An artisanally crafted blog curated by Cooking Lager for discerning readers of beer bloggery

Monday, 20 July 2009

Beer Books

Since becoming an avid beer blog reader, enjoying the tales of the ale that people record in regard to their boozing, I have become aware of the professional beer writer’s. Names like Brown, Jackson and Protz, names to revere’s as they actually make a living out of it. What? Go figure. People buy books on beer? They must do or otherwise there would be no living in it and beer writers would have to get proper jobs.

If anything it is a sign of the sophistication of our global economy that enables degrees of specialisation to the degree of creating such things as professional footballers, singers, and even beer writers.

Being a progressive sort of beer enthusiast, not for me the self limiting worship of only cooking lager, I am willing to drink anything if it’s cheap enough, I have on occasion broke the cooking lager code and drank other things. British cooking lager enthusiasts often look backward only to the past, attempting to preserve dying brands (in the UK) like Hofmeister, XXXX & Miller Lite. It’s about the preservation of tradition more than enthusiasm for interesting new innovation, unlike the craft cooking lager scene abroad, where beer is all the fashion.

But not for me, as a progressive I am keen to appreciate an ever wider circle of cheap grog. So long as it’s cheap and doesn’t send you blind, or at least only temporarily sends you blind, I’ll give it a go.

With this progressive attitude in mind I thought I’d read a book on beer. Pete’s Brown’s “Hops and Glory” is all the rage, but I’ve been beaten to the punch by dozens of other blogs, and anyway all the beer books on Amazon, tomes by the greats like Protz and Jackson cost over a fiver! For a fiver I can buy a week’s supply of cooking lager!

-=-=-=-=-

GIVEN TASK 1:
In the listing, rewrite the lines from the line with "102, 1227, 125]" up to and including the line with "legend-swatch [848, 102, 934, 122]" as a Markdown table with two columns, Row and Line. Number the rows and leave out any blank lines.

-=-=-=-=-

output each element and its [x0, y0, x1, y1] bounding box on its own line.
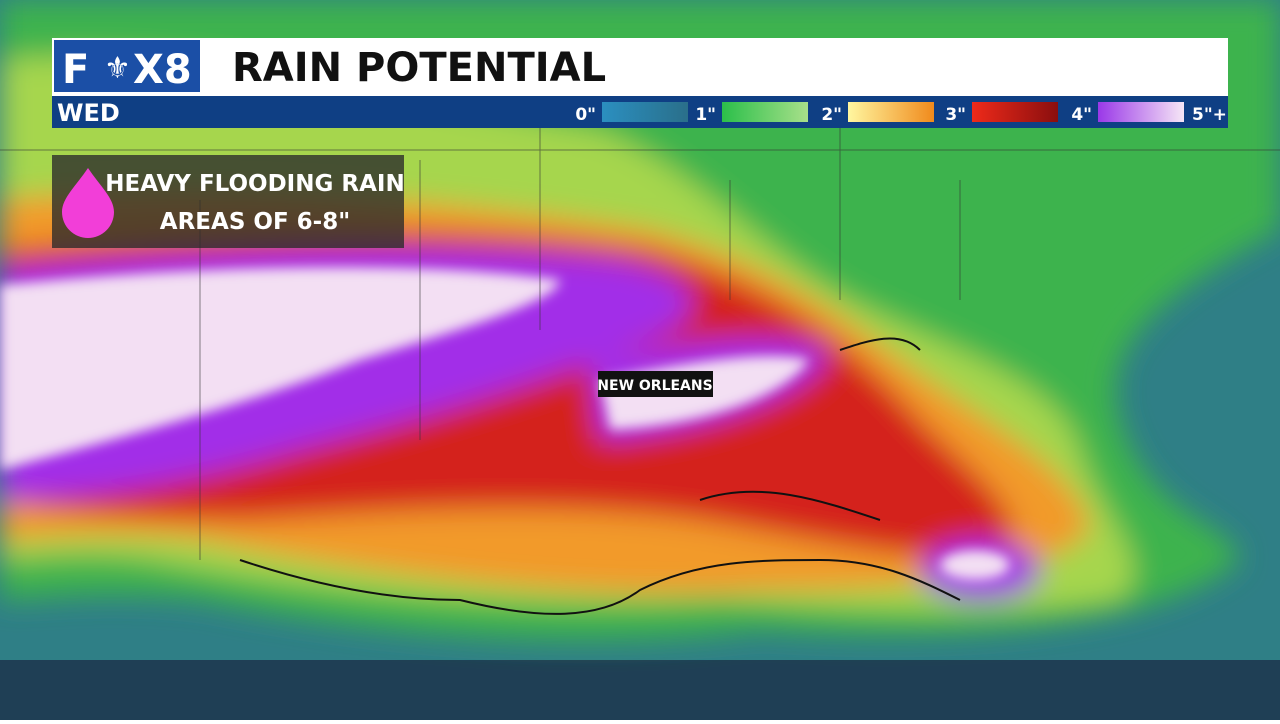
legend: 0" 1" 2" 3" 4" 5"+ [575, 102, 1227, 125]
callout-text: AREAS OF 6-8" [160, 209, 350, 235]
logo-fleur: ⚜ [104, 51, 131, 86]
day-label: WED [57, 99, 120, 127]
legend-swatch [1098, 102, 1184, 122]
callout-text: HEAVY FLOODING RAIN [105, 171, 404, 197]
header-title: RAIN POTENTIAL [232, 45, 606, 91]
legend-label: 1" [695, 105, 716, 125]
header-bar [52, 38, 1228, 96]
logo-text: X8 [133, 47, 192, 93]
legend-swatch [722, 102, 808, 122]
legend-label: 0" [575, 105, 596, 125]
legend-label: 4" [1071, 105, 1092, 125]
legend-label: 3" [945, 105, 966, 125]
legend-label: 2" [821, 105, 842, 125]
legend-labels: 0" 1" 2" 3" 4" 5"+ [575, 105, 1227, 125]
legend-label: 5"+ [1192, 105, 1227, 125]
city-label-box [598, 371, 713, 397]
city-label: NEW ORLEANS [597, 378, 712, 394]
logo-box [54, 40, 200, 92]
legend-swatch [602, 102, 688, 122]
rain-drop-icon [62, 168, 114, 238]
legend-swatch [972, 102, 1058, 122]
legend-swatch [848, 102, 934, 122]
logo-text: F [62, 47, 89, 93]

-=-=-=-=-

GIVEN TASK 2:
Extend the blog post about buying a book on beer, picking up after its final sentence.

REPLY 1:
| Row | Line |
|---|---|
| 1 | legend: 0" 1" 2" 3" 4" 5"+ [575, 102, 1227, 125] |
| 2 | callout-text: AREAS OF 6-8" [160, 209, 350, 235] |
| 3 | logo-fleur: ⚜ [104, 51, 131, 86] |
| 4 | day-label: WED [57, 99, 120, 127] |
| 5 | legend-swatch [1098, 102, 1184, 122] |
| 6 | callout-text: HEAVY FLOODING RAIN [105, 171, 404, 197] |
| 7 | header-title: RAIN POTENTIAL [232, 45, 606, 91] |
| 8 | legend-label: 1" [695, 105, 716, 125] |
| 9 | header-bar [52, 38, 1228, 96] |
| 10 | logo-text: X8 [133, 47, 192, 93] |
| 11 | legend-swatch [722, 102, 808, 122] |
| 12 | legend-label: 0" [575, 105, 596, 125] |
| 13 | legend-label: 4" [1071, 105, 1092, 125] |
| 14 | legend-label: 3" [945, 105, 966, 125] |
| 15 | legend-label: 2" [821, 105, 842, 125] |
| 16 | legend-labels: 0" 1" 2" 3" 4" 5"+ [575, 105, 1227, 125] |
| 17 | legend-label: 5"+ [1192, 105, 1227, 125] |
| 18 | city-label-box [598, 371, 713, 397] |
| 19 | city-label: NEW ORLEANS [597, 378, 712, 394] |
| 20 | logo-box [54, 40, 200, 92] |
| 21 | legend-swatch [602, 102, 688, 122] |
| 22 | rain-drop-icon [62, 168, 114, 238] |
| 23 | legend-swatch [972, 102, 1058, 122] |
| 24 | legend-swatch [848, 102, 934, 122] |

REPLY 2:
The answer came in a charity shop. There was an old copy of “Man walks into a pub”, marked up at 70p. A bit of bargaining with the old dear behind the counter and I got it down to 50p. “Bit tatty this book, give you 50p?”, “It’s for charity, sir. We sell things for charity”, “50p to whatever your collecting for is better than nowt”, withering look of scorn, “okay then sir, 50p it is”. Now I can take a look of withering scorn from a dotty old bat. 20p is 20p. Now you may think that it’s all for charity and I should have forked out the extra 20p, but charity begins with yours truly.

Now for the review. It’s a book about beer, and well, pubs. It’s interesting if you like that sort of thing. Better I suspect and more relevant to a beer enthusiast than Kerry Katonas autobiography and containing fewer gruesome sexual references that Jordan’s tome. Pete Brown doesn’t snap a Pop Idol contestant’s banjo string while robbing him of his innocence, for a start. Best bit of the book? It’s exactly an inch thick making it perfect for evening up an old sofa and giving the lady squeeze no excuse to drag me to a sofa shop to spend 500 sheets on a new one. Worth the 50p. Man walks into a pub, Pete Brown, 10/10 Read while swigging a can of special offer Carlsberg.


The Beer Nut said...

Doesn't it contain the only written account of the origins of British cooking lager? I thought it'd be well relevant to you.

I've not read it, mind. Must keep scouring the charity shops.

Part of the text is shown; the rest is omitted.